▸ MATERIAL FOR THIS TASK:
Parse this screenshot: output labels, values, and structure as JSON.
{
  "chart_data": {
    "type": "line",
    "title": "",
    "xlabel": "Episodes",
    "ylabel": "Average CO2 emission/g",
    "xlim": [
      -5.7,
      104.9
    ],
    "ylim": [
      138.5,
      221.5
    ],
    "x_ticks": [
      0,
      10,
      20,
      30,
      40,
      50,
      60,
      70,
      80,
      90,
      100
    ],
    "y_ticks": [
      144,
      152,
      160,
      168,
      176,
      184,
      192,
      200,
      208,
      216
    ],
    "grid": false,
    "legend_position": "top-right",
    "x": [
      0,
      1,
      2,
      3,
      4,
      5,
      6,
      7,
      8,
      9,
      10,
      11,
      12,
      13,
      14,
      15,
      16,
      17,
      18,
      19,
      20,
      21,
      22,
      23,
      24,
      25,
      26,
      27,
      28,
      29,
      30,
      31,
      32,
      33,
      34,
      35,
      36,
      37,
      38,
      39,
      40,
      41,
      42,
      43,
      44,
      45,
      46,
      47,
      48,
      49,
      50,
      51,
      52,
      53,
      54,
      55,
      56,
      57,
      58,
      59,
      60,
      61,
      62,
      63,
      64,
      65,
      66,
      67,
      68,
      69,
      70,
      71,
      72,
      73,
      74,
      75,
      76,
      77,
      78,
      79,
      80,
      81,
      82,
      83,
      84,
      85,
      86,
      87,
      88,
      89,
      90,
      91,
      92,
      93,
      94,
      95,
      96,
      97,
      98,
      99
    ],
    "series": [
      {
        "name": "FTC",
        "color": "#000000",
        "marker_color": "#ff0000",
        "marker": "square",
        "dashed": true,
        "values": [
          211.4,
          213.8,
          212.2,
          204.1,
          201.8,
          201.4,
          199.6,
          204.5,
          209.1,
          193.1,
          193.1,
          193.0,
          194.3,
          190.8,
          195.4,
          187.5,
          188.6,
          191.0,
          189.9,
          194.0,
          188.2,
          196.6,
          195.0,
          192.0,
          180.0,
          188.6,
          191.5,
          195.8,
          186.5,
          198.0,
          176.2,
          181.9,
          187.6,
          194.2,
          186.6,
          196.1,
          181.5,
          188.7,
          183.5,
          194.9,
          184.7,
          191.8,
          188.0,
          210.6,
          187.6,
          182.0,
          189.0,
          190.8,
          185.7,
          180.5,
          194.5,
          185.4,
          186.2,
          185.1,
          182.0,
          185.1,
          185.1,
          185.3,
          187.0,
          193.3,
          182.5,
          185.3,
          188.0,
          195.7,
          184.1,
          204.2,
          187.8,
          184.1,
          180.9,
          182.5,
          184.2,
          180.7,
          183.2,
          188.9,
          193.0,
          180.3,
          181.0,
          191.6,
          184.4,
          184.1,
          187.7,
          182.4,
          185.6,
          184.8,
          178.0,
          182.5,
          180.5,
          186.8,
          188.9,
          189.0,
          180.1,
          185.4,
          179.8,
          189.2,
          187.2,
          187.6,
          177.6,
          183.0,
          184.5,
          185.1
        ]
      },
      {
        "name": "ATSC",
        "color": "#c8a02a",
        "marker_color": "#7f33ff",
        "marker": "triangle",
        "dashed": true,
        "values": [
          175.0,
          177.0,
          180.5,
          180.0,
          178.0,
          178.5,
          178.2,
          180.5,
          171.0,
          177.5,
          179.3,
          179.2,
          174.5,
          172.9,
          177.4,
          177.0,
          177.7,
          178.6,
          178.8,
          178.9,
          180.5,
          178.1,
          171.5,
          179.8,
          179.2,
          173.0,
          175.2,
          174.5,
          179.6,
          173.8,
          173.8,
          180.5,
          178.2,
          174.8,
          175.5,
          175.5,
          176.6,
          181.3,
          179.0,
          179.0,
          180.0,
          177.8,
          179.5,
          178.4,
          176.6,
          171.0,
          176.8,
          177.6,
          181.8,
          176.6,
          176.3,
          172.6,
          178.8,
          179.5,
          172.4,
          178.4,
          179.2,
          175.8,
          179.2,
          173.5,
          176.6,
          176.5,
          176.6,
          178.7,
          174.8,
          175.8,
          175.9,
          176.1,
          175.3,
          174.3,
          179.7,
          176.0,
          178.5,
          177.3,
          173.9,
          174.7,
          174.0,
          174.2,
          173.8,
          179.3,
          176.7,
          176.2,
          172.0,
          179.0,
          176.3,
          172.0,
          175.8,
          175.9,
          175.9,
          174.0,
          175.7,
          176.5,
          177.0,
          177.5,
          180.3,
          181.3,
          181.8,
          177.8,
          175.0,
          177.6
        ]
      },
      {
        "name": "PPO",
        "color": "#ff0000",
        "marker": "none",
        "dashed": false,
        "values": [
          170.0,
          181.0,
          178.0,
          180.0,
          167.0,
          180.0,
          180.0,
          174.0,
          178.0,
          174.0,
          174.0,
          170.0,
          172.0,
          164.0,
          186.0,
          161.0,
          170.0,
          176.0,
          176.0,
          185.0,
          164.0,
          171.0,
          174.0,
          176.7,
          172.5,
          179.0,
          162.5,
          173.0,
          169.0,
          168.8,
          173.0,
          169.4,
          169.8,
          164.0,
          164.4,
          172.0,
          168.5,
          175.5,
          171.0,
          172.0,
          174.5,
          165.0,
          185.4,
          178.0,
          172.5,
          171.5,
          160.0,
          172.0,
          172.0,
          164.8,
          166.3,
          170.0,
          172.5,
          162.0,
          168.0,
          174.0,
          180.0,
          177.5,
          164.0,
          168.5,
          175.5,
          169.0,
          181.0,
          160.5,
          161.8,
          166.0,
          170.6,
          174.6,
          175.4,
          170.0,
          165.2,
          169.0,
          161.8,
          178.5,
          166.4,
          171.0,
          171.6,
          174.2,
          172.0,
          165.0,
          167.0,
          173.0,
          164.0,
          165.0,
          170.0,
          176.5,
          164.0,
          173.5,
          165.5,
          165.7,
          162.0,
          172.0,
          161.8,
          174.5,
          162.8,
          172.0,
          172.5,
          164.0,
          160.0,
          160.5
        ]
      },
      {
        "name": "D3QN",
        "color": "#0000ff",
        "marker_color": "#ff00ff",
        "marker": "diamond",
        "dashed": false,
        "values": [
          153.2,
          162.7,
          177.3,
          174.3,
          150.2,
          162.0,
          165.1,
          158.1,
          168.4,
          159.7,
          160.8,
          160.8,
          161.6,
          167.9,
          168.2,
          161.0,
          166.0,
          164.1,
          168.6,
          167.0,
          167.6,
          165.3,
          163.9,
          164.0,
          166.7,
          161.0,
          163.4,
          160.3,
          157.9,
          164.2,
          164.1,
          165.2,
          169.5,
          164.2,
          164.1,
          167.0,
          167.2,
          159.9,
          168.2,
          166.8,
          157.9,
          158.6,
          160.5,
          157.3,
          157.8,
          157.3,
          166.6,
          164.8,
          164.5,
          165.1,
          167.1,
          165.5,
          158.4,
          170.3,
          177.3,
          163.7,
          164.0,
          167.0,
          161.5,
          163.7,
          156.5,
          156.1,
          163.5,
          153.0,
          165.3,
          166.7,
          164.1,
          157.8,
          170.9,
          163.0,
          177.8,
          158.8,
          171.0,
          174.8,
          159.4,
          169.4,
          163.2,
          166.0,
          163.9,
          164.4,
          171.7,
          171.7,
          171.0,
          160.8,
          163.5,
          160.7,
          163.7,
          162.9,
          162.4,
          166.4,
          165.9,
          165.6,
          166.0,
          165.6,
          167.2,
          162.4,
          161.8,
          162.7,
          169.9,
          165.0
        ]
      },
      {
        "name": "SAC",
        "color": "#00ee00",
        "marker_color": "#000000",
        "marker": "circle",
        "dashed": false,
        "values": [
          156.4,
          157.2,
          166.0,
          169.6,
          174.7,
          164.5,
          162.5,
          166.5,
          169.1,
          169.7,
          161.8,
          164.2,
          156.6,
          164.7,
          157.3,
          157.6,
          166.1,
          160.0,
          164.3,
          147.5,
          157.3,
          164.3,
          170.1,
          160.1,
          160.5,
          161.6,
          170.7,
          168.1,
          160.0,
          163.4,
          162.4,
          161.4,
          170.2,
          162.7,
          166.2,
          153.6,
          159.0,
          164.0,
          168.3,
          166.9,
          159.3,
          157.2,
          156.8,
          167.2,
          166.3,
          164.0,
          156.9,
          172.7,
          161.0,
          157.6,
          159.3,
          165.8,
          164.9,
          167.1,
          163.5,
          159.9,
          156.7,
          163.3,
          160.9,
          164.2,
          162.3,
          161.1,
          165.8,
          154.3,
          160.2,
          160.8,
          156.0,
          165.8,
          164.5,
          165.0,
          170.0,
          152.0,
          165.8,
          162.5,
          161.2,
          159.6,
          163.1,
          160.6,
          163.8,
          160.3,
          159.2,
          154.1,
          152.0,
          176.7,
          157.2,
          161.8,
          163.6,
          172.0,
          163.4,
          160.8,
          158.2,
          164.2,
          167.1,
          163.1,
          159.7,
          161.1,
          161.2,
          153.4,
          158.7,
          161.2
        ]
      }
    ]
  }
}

▸ TO DO: Return every line containing "name".

▸ SOLUTION TO THIS TASK:
        "name": "FTC",
        "name": "ATSC",
        "name": "PPO",
        "name": "D3QN",
        "name": "SAC",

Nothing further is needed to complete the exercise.